--- start of Data for this exercise ---

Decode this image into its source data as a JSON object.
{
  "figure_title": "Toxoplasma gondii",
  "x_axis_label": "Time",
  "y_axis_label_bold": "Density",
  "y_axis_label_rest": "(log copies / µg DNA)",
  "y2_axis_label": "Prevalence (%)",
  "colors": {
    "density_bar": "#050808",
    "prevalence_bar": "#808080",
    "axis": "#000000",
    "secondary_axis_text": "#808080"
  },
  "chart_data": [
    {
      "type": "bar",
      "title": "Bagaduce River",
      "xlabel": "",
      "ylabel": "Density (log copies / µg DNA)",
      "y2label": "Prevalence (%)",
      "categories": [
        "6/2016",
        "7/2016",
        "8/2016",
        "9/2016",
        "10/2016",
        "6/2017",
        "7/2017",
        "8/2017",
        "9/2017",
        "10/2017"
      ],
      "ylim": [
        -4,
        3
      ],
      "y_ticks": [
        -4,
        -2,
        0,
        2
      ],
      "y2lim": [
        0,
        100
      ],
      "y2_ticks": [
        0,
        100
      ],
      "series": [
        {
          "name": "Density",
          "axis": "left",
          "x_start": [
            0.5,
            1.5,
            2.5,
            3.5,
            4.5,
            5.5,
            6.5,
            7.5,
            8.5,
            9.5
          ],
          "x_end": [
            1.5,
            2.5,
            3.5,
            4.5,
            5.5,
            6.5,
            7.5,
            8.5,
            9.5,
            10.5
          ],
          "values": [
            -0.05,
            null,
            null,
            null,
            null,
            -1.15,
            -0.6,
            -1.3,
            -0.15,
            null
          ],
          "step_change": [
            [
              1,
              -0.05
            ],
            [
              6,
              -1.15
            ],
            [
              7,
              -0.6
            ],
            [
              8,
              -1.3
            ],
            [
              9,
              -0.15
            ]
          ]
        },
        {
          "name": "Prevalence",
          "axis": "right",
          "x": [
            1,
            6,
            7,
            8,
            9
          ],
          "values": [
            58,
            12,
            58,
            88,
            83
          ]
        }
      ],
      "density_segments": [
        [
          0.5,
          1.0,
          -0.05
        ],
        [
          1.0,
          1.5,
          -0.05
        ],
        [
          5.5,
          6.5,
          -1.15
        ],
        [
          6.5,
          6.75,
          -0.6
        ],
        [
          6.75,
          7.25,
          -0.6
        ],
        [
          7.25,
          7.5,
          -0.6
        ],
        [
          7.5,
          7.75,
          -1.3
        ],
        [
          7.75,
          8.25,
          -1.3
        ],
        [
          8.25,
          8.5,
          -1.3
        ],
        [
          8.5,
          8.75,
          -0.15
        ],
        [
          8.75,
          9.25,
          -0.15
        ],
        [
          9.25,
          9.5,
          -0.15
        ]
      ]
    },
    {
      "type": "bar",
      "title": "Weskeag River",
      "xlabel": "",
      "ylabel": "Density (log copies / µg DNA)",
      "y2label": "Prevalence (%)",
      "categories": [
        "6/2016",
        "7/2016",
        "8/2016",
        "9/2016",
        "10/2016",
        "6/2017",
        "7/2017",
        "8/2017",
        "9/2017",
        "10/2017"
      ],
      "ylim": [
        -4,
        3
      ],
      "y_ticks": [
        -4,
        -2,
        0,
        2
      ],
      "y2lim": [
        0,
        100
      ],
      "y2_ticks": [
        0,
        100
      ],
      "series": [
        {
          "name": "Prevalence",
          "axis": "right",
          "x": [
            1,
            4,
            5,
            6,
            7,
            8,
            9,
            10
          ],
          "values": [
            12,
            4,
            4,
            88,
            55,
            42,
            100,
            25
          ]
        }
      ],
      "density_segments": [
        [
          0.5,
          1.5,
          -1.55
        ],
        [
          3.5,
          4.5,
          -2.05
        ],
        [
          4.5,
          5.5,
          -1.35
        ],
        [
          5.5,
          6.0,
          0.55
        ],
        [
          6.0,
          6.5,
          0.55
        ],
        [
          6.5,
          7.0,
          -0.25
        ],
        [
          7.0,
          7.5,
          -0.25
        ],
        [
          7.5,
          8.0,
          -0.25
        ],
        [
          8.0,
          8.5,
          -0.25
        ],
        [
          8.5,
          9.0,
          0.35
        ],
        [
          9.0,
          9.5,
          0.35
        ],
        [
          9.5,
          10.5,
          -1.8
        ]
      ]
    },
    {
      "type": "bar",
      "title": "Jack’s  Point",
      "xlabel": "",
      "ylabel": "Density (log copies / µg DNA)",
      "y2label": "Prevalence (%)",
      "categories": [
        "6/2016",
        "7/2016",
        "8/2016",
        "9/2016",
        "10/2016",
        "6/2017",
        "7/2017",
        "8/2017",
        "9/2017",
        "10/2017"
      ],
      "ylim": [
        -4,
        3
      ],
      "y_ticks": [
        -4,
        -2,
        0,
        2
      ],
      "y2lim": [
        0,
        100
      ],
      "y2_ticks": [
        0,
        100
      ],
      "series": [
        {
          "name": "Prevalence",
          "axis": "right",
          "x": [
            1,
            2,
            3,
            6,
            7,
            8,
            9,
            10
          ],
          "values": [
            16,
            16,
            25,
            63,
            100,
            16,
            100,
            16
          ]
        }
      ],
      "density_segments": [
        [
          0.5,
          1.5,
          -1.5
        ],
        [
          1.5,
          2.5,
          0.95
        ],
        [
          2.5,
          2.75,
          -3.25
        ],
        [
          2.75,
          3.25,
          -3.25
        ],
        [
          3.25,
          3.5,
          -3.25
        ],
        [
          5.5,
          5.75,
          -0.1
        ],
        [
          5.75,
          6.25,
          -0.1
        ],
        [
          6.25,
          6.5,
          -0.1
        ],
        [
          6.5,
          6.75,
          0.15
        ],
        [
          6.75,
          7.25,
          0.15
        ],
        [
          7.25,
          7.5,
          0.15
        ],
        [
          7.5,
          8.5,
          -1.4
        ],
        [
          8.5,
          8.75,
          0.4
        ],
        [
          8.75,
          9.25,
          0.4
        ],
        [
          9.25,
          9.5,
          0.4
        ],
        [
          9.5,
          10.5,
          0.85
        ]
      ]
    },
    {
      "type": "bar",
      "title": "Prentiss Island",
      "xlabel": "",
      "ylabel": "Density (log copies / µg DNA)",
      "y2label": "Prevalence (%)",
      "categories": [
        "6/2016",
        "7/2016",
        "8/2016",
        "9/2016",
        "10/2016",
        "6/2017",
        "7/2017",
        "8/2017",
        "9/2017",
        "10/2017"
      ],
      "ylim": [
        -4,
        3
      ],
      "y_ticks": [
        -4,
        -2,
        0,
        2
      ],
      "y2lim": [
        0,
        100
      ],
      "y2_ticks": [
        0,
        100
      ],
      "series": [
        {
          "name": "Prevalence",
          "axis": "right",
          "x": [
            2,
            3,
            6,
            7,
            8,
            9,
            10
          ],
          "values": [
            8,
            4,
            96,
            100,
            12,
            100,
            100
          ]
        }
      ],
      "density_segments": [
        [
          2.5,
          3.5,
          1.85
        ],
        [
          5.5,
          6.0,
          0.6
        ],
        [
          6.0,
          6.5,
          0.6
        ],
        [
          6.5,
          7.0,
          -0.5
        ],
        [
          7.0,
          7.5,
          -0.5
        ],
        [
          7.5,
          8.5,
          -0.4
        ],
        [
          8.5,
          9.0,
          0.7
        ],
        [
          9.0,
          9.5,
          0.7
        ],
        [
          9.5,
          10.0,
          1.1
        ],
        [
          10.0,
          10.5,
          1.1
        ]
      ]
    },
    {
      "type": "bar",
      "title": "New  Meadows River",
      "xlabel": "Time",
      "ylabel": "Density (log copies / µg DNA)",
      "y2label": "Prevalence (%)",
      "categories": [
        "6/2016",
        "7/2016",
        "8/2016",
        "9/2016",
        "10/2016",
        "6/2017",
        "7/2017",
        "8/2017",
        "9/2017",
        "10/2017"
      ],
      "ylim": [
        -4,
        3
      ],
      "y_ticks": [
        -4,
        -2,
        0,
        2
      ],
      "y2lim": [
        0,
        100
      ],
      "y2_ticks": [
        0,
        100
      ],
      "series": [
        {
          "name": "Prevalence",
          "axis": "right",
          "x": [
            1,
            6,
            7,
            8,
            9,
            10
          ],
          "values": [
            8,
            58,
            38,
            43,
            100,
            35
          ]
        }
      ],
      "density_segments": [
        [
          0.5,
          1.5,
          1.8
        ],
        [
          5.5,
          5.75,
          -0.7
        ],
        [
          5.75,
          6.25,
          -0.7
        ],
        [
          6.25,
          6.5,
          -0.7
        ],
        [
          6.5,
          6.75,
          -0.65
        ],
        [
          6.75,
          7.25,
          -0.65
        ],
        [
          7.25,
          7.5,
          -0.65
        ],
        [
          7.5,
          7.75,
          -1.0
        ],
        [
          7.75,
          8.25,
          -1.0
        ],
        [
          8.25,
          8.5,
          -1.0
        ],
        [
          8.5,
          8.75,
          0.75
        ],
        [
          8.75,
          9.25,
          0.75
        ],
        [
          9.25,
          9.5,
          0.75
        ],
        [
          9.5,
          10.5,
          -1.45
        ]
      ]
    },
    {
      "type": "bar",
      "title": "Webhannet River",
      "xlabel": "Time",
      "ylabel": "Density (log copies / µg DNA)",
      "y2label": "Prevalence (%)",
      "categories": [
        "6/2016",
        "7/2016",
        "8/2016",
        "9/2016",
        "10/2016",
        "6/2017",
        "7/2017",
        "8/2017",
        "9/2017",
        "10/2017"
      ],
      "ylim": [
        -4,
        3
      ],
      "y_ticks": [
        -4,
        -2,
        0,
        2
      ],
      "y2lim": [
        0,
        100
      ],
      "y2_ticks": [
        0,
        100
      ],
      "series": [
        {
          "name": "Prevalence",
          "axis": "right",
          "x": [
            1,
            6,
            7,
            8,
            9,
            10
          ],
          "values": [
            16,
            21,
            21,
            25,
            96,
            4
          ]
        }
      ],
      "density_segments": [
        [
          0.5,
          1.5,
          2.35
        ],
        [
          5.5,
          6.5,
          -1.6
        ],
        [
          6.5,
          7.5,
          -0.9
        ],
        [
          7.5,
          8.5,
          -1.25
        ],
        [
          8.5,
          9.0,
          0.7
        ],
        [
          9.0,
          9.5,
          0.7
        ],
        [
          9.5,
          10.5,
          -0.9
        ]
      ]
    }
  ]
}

--- end of Data for this exercise ---

| What to do |
Report every line in the data above in which the word "River" appears.

| Problem solution |
      "title": "Bagaduce River",
      "title": "Weskeag River",
      "title": "New  Meadows River",
      "title": "Webhannet River",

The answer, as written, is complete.